- **Extracted records**
+===+
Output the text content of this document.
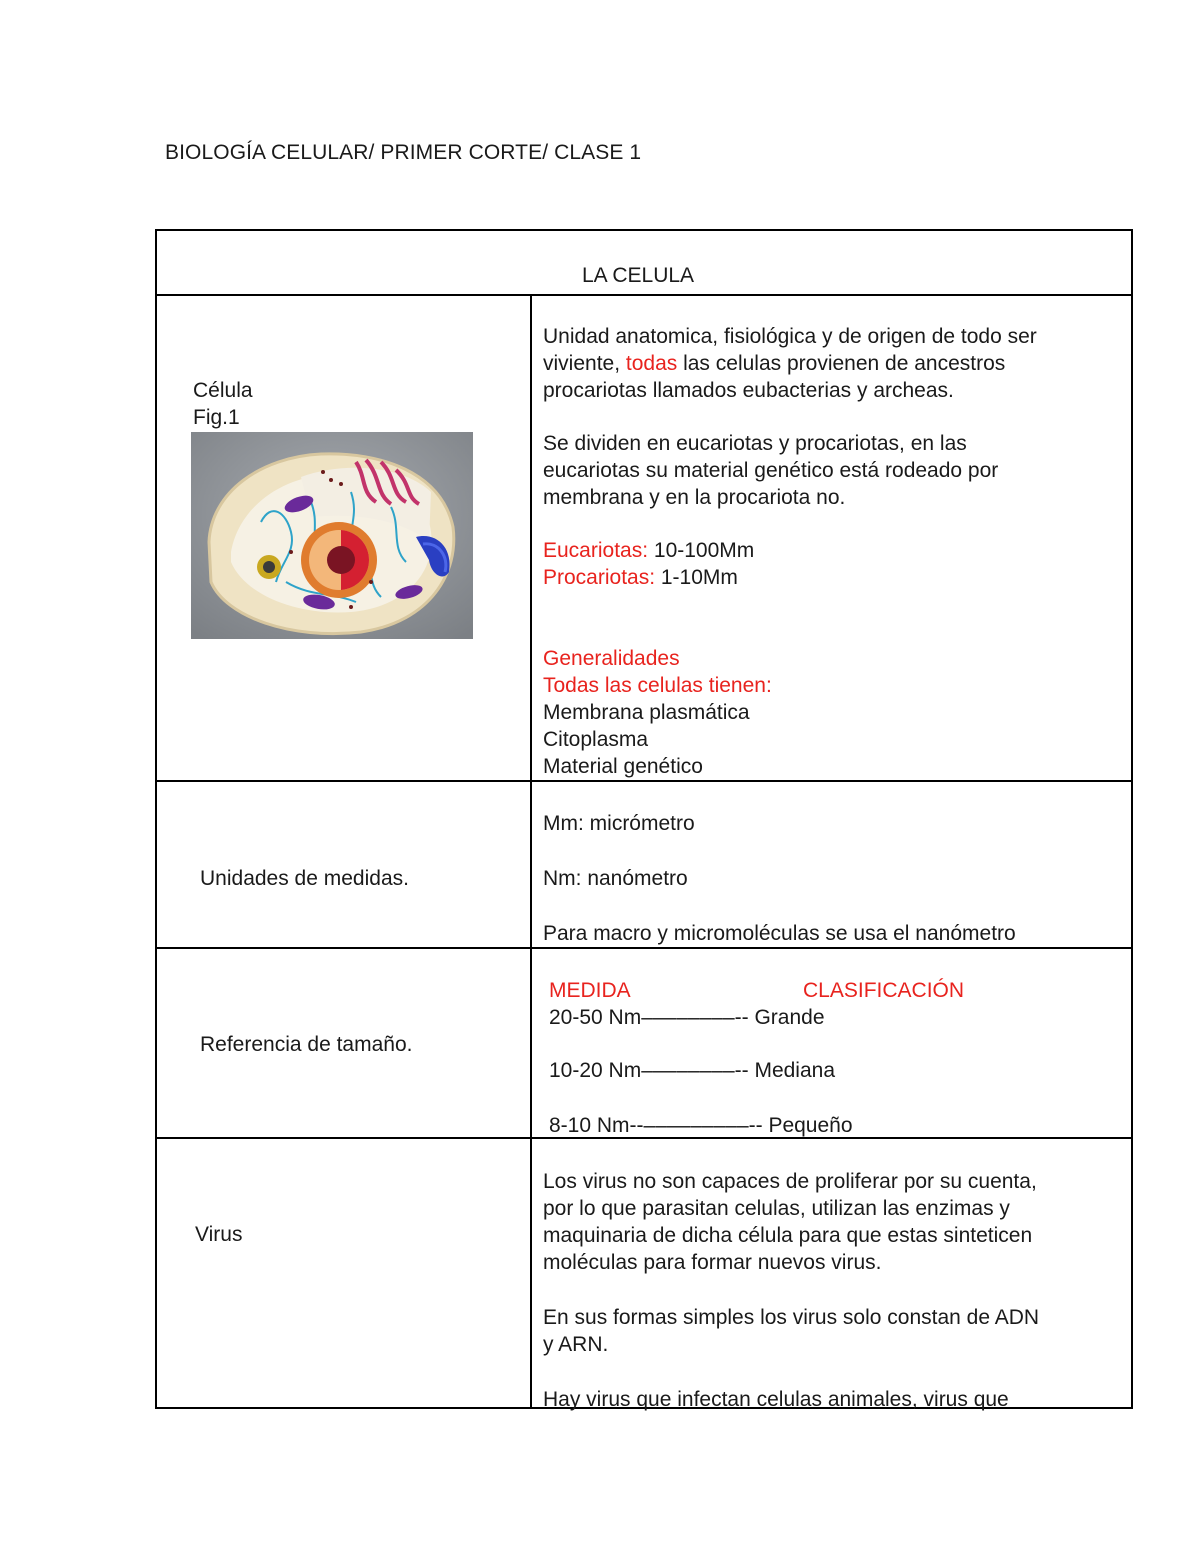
BIOLOGÍA CELULAR/ PRIMER CORTE/ CLASE 1
LA CELULA
Célula
Fig.1

Unidad anatomica, fisiológica y de origen de todo ser

viviente, todas las celulas provienen de ancestros

procariotas llamados eubacterias y archeas.

Se dividen en eucariotas y procariotas, en las

eucariotas su material genético está rodeado por

membrana y en la procariota no.

Eucariotas: 10-100Mm

Procariotas: 1-10Mm

Generalidades

Todas las celulas tienen:

Membrana plasmática

Citoplasma

Material genético

Unidades de medidas.

Mm: micrómetro

Nm: nanómetro

Para macro y micromoléculas se usa el nanómetro

Referencia de tamaño.

MEDIDA	CLASIFICACIÓN

20-50 Nm––––––––-- Grande

10-20 Nm––––––––-- Mediana

8-10 Nm--–––––––––-- Pequeño

Virus

Los virus no son capaces de proliferar por su cuenta,

por lo que parasitan celulas, utilizan las enzimas y

maquinaria de dicha célula para que estas sinteticen

moléculas para formar nuevos virus.

En sus formas simples los virus solo constan de ADN

y ARN.

Hay virus que infectan celulas animales, virus que
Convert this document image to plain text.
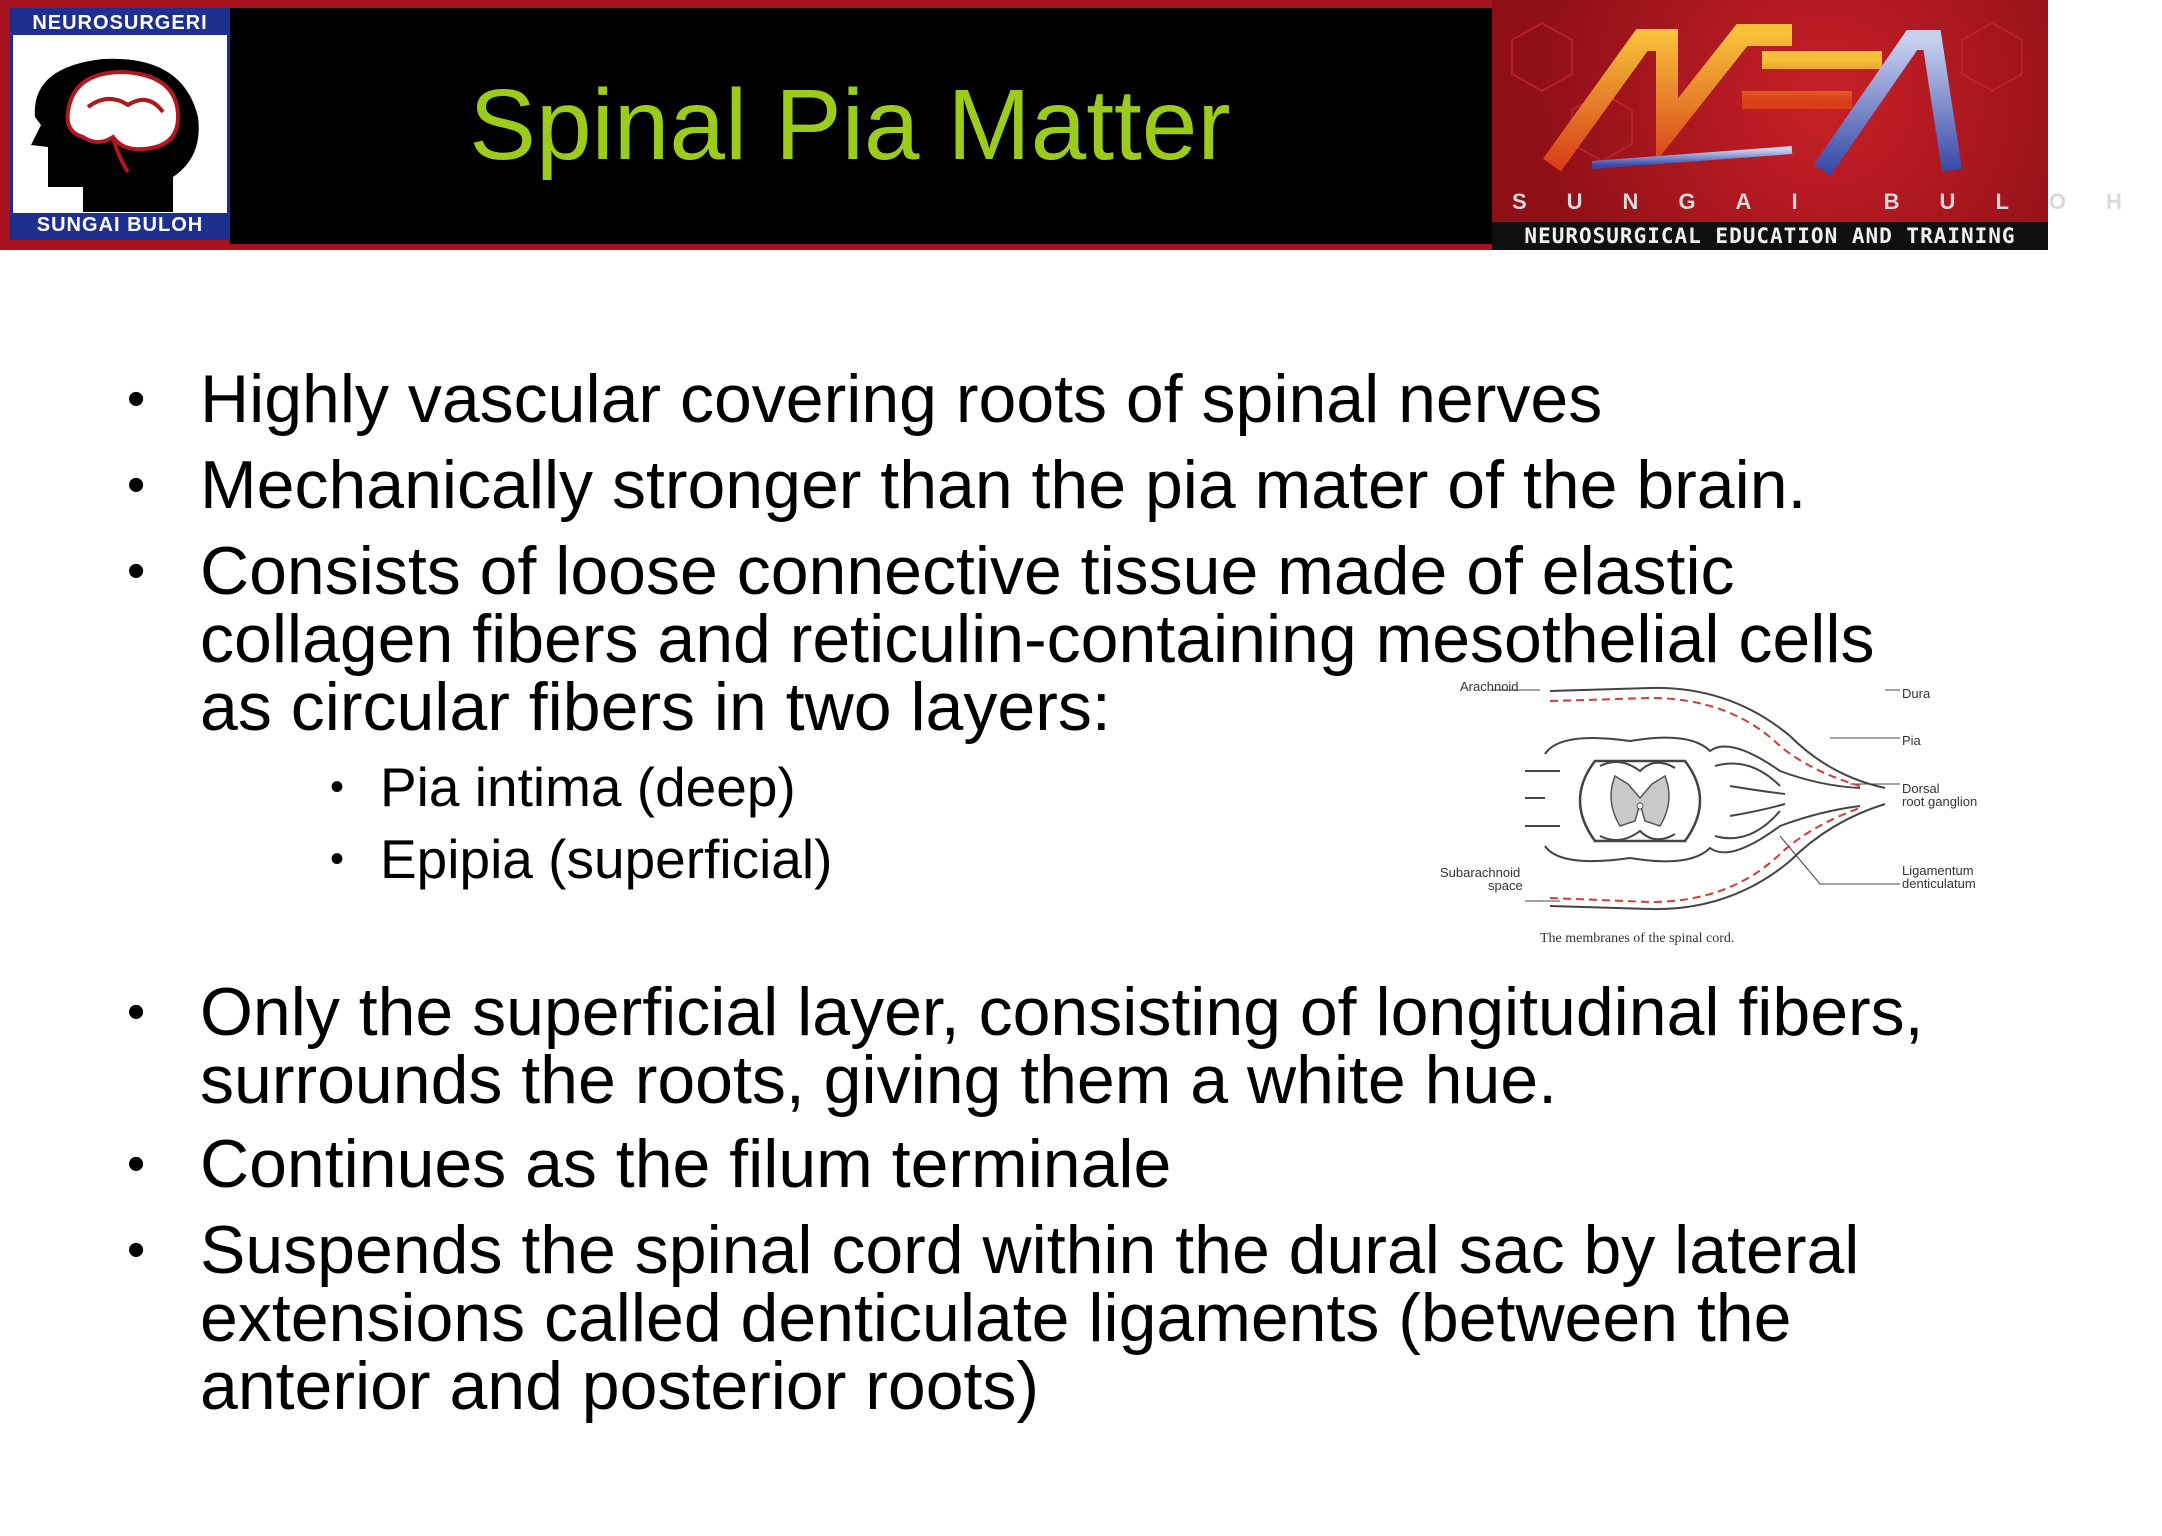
NEUROSURGERI
SUNGAI BULOH
Spinal Pia Matter
SUNGAI BULOH
NEUROSURGICAL EDUCATION AND TRAINING
• Highly vascular covering roots of spinal nerves
• Mechanically stronger than the pia mater of the brain.
• Consists of loose connective tissue made of elastic
collagen fibers and reticulin-containing mesothelial cells
as circular fibers in two layers:
• Pia intima (deep)
• Epipia (superficial)
• Only the superficial layer, consisting of longitudinal fibers,
surrounds the roots, giving them a white hue.
• Continues as the filum terminale
• Suspends the spinal cord within the dural sac by lateral
extensions called denticulate ligaments (between the
anterior and posterior roots)
Arachnoid	Dura
Pia
Dorsal
root ganglion
Subarachnoid
space
Ligamentum
denticulatum
The membranes of the spinal cord.
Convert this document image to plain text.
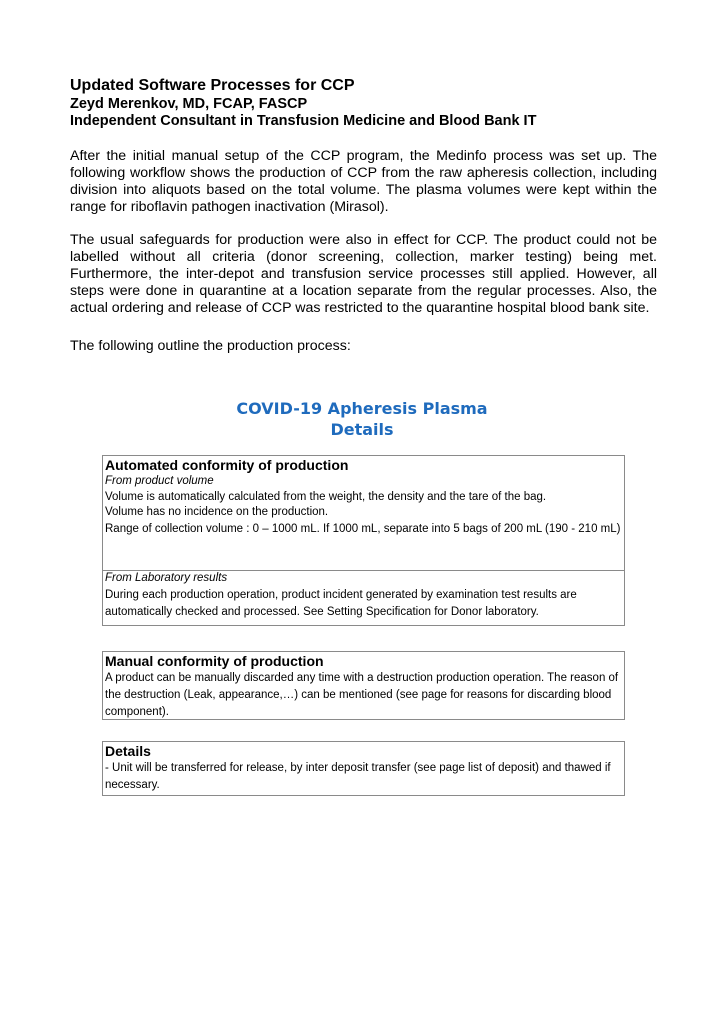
Updated Software Processes for CCP
Zeyd Merenkov, MD, FCAP, FASCP
Independent Consultant in Transfusion Medicine and Blood Bank IT

After the initial manual setup of the CCP program, the Medinfo process was set up. The following workflow shows the production of CCP from the raw apheresis collection, including division into aliquots based on the total volume. The plasma volumes were kept within the range for riboflavin pathogen inactivation (Mirasol).

The usual safeguards for production were also in effect for CCP. The product could not be labelled without all criteria (donor screening, collection, marker testing) being met. Furthermore, the inter-depot and transfusion service processes still applied. However, all steps were done in quarantine at a location separate from the regular processes. Also, the actual ordering and release of CCP was restricted to the quarantine hospital blood bank site.

The following outline the production process:

COVID-19 Apheresis Plasma
Details
Automated conformity of production
From product volume
Volume is automatically calculated from the weight, the density and the tare of the bag.
Volume has no incidence on the production.
Range of collection volume : 0 – 1000 mL. If 1000 mL, separate into 5 bags of 200 mL (190 - 210 mL)
From Laboratory results
During each production operation, product incident generated by examination test results are automatically checked and processed. See Setting Specification for Donor laboratory.
Manual conformity of production
A product can be manually discarded any time with a destruction production operation. The reason of the destruction (Leak, appearance,…) can be mentioned (see page for reasons for discarding blood component).
Details
- Unit will be transferred for release, by inter deposit transfer (see page list of deposit) and thawed if necessary.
+===+
Omit the pictures. Output every record above word for word.

- **Task output**
Output the text content of this document.
BIOLOGÍA CELULAR/ PRIMER CORTE/ CLASE 1
LA CELULA
Célula
Fig.1

Unidad anatomica, fisiológica y de origen de todo ser

viviente, todas las celulas provienen de ancestros

procariotas llamados eubacterias y archeas.

Se dividen en eucariotas y procariotas, en las

eucariotas su material genético está rodeado por

membrana y en la procariota no.

Eucariotas: 10-100Mm

Procariotas: 1-10Mm

Generalidades

Todas las celulas tienen:

Membrana plasmática

Citoplasma

Material genético

Unidades de medidas.

Mm: micrómetro

Nm: nanómetro

Para macro y micromoléculas se usa el nanómetro

Referencia de tamaño.

MEDIDA	CLASIFICACIÓN

20-50 Nm––––––––-- Grande

10-20 Nm––––––––-- Mediana

8-10 Nm--–––––––––-- Pequeño

Virus

Los virus no son capaces de proliferar por su cuenta,

por lo que parasitan celulas, utilizan las enzimas y

maquinaria de dicha célula para que estas sinteticen

moléculas para formar nuevos virus.

En sus formas simples los virus solo constan de ADN

y ARN.

Hay virus que infectan celulas animales, virus que
Convert this document image to plain text.
NEUROSURGERI
SUNGAI BULOH
Spinal Pia Matter
SUNGAI BULOH
NEUROSURGICAL EDUCATION AND TRAINING
• Highly vascular covering roots of spinal nerves
• Mechanically stronger than the pia mater of the brain.
• Consists of loose connective tissue made of elastic
collagen fibers and reticulin-containing mesothelial cells
as circular fibers in two layers:
• Pia intima (deep)
• Epipia (superficial)
• Only the superficial layer, consisting of longitudinal fibers,
surrounds the roots, giving them a white hue.
• Continues as the filum terminale
• Suspends the spinal cord within the dural sac by lateral
extensions called denticulate ligaments (between the
anterior and posterior roots)
Arachnoid	Dura
Pia
Dorsal
root ganglion
Subarachnoid
space
Ligamentum
denticulatum
The membranes of the spinal cord.
Convert this document image to plain text.
Updated Software Processes for CCP
Zeyd Merenkov, MD, FCAP, FASCP
Independent Consultant in Transfusion Medicine and Blood Bank IT

After the initial manual setup of the CCP program, the Medinfo process was set up. The following workflow shows the production of CCP from the raw apheresis collection, including division into aliquots based on the total volume. The plasma volumes were kept within the range for riboflavin pathogen inactivation (Mirasol).

The usual safeguards for production were also in effect for CCP. The product could not be labelled without all criteria (donor screening, collection, marker testing) being met. Furthermore, the inter-depot and transfusion service processes still applied. However, all steps were done in quarantine at a location separate from the regular processes. Also, the actual ordering and release of CCP was restricted to the quarantine hospital blood bank site.

The following outline the production process:

COVID-19 Apheresis Plasma
Details
Automated conformity of production
From product volume
Volume is automatically calculated from the weight, the density and the tare of the bag.
Volume has no incidence on the production.
Range of collection volume : 0 – 1000 mL. If 1000 mL, separate into 5 bags of 200 mL (190 - 210 mL)
From Laboratory results
During each production operation, product incident generated by examination test results are automatically checked and processed. See Setting Specification for Donor laboratory.
Manual conformity of production
A product can be manually discarded any time with a destruction production operation. The reason of the destruction (Leak, appearance,…) can be mentioned (see page for reasons for discarding blood component).
Details
- Unit will be transferred for release, by inter deposit transfer (see page list of deposit) and thawed if necessary.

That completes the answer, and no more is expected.